#### What you should do
Write out every entry, unchanged. Skip any picture.
☆ ☆ ☆ ☆
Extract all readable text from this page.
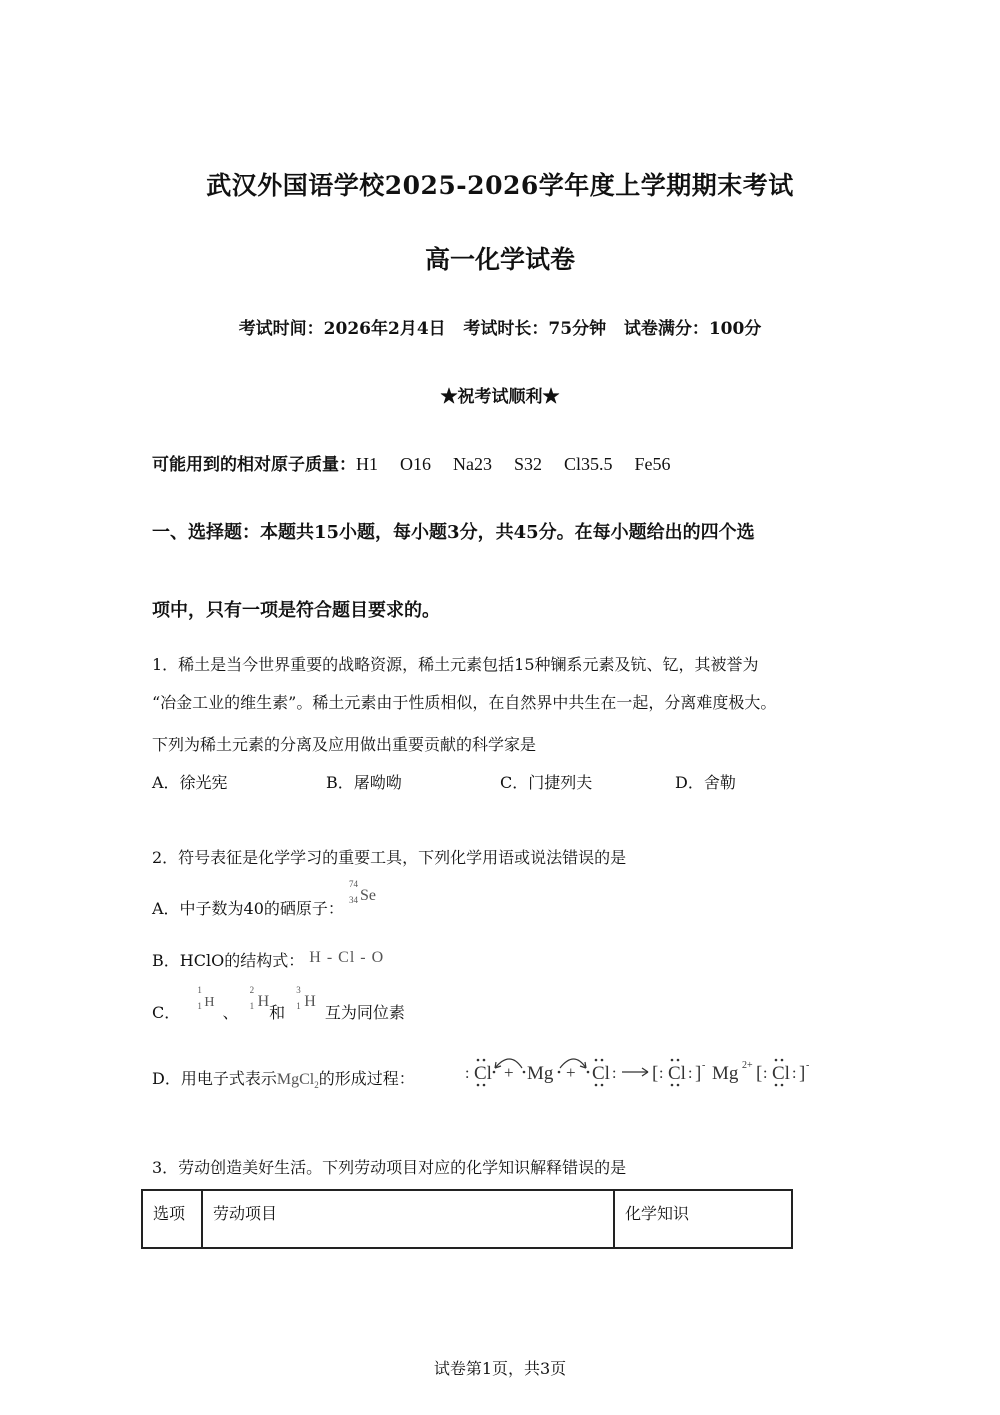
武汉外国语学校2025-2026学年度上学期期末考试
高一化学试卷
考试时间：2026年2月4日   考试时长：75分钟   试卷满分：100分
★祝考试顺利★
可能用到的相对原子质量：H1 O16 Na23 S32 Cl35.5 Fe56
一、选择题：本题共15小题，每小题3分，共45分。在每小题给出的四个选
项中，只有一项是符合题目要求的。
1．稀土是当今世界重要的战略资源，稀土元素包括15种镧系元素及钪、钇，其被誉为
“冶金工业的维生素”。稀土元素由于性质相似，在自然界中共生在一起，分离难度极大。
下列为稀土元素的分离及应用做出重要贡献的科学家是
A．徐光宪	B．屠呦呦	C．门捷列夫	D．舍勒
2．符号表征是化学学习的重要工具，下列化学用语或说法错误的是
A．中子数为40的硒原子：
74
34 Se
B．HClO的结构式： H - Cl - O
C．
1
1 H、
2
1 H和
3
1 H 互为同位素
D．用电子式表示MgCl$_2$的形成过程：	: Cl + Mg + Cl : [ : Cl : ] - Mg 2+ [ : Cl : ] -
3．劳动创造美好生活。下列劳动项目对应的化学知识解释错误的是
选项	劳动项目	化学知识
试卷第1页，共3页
☆ ☆ ☆ ☆
#### Solution to the exercise
Extract all readable text from this page.
武汉外国语学校2025-2026学年度上学期期末考试
高一化学试卷
考试时间：2026年2月4日   考试时长：75分钟   试卷满分：100分
★祝考试顺利★
可能用到的相对原子质量：H1 O16 Na23 S32 Cl35.5 Fe56
一、选择题：本题共15小题，每小题3分，共45分。在每小题给出的四个选
项中，只有一项是符合题目要求的。
1．稀土是当今世界重要的战略资源，稀土元素包括15种镧系元素及钪、钇，其被誉为
“冶金工业的维生素”。稀土元素由于性质相似，在自然界中共生在一起，分离难度极大。
下列为稀土元素的分离及应用做出重要贡献的科学家是
A．徐光宪	B．屠呦呦	C．门捷列夫	D．舍勒
2．符号表征是化学学习的重要工具，下列化学用语或说法错误的是
A．中子数为40的硒原子：
74
34 Se
B．HClO的结构式： H - Cl - O
C．
1
1 H、
2
1 H和
3
1 H 互为同位素
D．用电子式表示MgCl$_2$的形成过程：	: Cl + Mg + Cl : [ : Cl : ] - Mg 2+ [ : Cl : ] -
3．劳动创造美好生活。下列劳动项目对应的化学知识解释错误的是
选项	劳动项目	化学知识
试卷第1页，共3页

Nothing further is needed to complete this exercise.